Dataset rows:
•••
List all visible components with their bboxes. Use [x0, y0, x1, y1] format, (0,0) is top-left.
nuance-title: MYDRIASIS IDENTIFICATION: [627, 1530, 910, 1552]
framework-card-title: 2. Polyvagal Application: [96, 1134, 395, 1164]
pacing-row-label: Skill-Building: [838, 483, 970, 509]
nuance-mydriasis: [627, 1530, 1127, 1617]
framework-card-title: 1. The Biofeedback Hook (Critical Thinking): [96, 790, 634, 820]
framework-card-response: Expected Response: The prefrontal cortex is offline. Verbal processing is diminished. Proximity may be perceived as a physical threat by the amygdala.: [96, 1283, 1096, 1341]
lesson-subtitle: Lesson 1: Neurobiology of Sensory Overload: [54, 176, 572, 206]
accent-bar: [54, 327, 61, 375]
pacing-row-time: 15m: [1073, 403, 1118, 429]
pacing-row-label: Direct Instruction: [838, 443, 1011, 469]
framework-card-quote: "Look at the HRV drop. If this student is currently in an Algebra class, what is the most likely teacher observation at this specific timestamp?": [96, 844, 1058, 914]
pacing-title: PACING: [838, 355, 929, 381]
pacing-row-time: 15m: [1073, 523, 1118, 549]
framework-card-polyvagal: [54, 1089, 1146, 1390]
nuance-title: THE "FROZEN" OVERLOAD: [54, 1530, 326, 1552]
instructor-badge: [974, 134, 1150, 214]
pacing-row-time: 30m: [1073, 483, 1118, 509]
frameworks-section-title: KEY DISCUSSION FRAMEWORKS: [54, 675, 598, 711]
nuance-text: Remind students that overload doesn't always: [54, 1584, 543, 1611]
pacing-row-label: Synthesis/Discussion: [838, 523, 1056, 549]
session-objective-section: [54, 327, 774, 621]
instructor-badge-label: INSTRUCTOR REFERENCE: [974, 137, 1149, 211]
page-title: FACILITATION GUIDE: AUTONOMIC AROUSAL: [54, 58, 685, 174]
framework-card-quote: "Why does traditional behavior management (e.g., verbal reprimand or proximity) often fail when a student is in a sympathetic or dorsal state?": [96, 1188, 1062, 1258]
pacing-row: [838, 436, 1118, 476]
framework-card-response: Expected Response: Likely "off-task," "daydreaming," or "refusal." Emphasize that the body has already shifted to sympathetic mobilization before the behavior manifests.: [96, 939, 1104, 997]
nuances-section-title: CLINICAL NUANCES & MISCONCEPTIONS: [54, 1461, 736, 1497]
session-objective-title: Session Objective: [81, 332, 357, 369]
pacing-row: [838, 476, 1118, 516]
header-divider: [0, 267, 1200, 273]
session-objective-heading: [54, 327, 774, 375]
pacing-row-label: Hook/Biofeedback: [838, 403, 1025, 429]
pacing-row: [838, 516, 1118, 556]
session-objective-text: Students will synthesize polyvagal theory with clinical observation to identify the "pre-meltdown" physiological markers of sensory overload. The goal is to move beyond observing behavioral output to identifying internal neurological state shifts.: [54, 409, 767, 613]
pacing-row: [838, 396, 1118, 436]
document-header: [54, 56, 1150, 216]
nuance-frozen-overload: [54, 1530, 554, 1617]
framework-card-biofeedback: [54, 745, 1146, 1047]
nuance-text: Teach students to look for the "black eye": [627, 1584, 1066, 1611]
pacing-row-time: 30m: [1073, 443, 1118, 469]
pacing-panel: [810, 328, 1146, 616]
•••
Return the listing lines exactly as they appear, starting at the first line of the listing and stopping after the line that contains "pacing-row: [838, 436, 1118, 476]".

## EXPECTED ANSWER
List all visible components with their bboxes. Use [x0, y0, x1, y1] format, (0,0) is top-left.
nuance-title: MYDRIASIS IDENTIFICATION: [627, 1530, 910, 1552]
framework-card-title: 2. Polyvagal Application: [96, 1134, 395, 1164]
pacing-row-label: Skill-Building: [838, 483, 970, 509]
nuance-mydriasis: [627, 1530, 1127, 1617]
framework-card-title: 1. The Biofeedback Hook (Critical Thinking): [96, 790, 634, 820]
framework-card-response: Expected Response: The prefrontal cortex is offline. Verbal processing is diminished. Proximity may be perceived as a physical threat by the amygdala.: [96, 1283, 1096, 1341]
lesson-subtitle: Lesson 1: Neurobiology of Sensory Overload: [54, 176, 572, 206]
accent-bar: [54, 327, 61, 375]
pacing-row-time: 15m: [1073, 403, 1118, 429]
pacing-row-label: Direct Instruction: [838, 443, 1011, 469]
framework-card-quote: "Look at the HRV drop. If this student is currently in an Algebra class, what is the most likely teacher observation at this specific timestamp?": [96, 844, 1058, 914]
pacing-title: PACING: [838, 355, 929, 381]
pacing-row-time: 15m: [1073, 523, 1118, 549]
framework-card-polyvagal: [54, 1089, 1146, 1390]
nuance-title: THE "FROZEN" OVERLOAD: [54, 1530, 326, 1552]
instructor-badge: [974, 134, 1150, 214]
pacing-row-time: 30m: [1073, 483, 1118, 509]
frameworks-section-title: KEY DISCUSSION FRAMEWORKS: [54, 675, 598, 711]
nuance-text: Remind students that overload doesn't always: [54, 1584, 543, 1611]
pacing-row-label: Synthesis/Discussion: [838, 523, 1056, 549]
session-objective-section: [54, 327, 774, 621]
instructor-badge-label: INSTRUCTOR REFERENCE: [974, 137, 1149, 211]
page-title: FACILITATION GUIDE: AUTONOMIC AROUSAL: [54, 58, 685, 174]
framework-card-quote: "Why does traditional behavior management (e.g., verbal reprimand or proximity) often fail when a student is in a sympathetic or dorsal state?": [96, 1188, 1062, 1258]
pacing-row: [838, 436, 1118, 476]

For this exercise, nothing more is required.